EXERCISE DETAILS —
Where a line holds the string "六六公式网", return that line.

[start of ENTRIES SUPPLIED]

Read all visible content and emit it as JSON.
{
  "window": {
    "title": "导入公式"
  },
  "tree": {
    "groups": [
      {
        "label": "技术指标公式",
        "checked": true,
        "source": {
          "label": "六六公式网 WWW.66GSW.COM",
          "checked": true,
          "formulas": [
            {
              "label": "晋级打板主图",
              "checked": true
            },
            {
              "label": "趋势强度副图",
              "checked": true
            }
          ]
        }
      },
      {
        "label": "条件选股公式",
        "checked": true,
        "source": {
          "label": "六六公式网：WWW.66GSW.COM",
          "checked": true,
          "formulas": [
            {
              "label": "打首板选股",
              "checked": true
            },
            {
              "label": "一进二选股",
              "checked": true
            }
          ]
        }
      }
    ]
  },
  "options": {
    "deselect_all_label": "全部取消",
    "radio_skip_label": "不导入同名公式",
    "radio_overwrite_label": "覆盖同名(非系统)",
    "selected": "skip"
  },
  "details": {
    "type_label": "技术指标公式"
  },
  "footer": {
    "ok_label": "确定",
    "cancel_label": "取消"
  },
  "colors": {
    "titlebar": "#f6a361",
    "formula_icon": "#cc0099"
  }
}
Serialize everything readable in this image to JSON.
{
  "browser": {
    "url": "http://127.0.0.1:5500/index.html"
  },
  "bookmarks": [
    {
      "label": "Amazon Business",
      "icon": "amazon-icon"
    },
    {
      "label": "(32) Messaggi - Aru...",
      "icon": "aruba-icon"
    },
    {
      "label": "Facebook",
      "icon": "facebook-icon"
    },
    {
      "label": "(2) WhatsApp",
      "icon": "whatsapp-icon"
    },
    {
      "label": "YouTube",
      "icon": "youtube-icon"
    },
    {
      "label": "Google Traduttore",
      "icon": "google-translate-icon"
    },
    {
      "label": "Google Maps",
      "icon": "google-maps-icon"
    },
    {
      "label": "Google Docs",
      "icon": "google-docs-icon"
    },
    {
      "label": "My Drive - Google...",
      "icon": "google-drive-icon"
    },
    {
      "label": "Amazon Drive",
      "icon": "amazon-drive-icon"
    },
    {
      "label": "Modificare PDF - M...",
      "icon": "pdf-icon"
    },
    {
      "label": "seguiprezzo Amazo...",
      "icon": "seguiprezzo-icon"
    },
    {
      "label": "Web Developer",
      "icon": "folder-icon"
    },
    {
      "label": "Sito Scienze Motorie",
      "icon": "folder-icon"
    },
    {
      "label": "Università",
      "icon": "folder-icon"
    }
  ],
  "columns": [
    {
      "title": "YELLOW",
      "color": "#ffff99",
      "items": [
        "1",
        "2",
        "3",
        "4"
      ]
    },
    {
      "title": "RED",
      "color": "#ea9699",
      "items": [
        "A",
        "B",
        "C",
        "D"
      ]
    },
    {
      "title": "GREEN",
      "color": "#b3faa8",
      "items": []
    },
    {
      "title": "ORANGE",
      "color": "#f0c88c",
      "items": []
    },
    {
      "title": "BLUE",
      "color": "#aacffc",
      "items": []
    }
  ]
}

[end of ENTRIES SUPPLIED]

TASK OUTPUT —
          "label": "六六公式网 WWW.66GSW.COM",
          "label": "六六公式网：WWW.66GSW.COM",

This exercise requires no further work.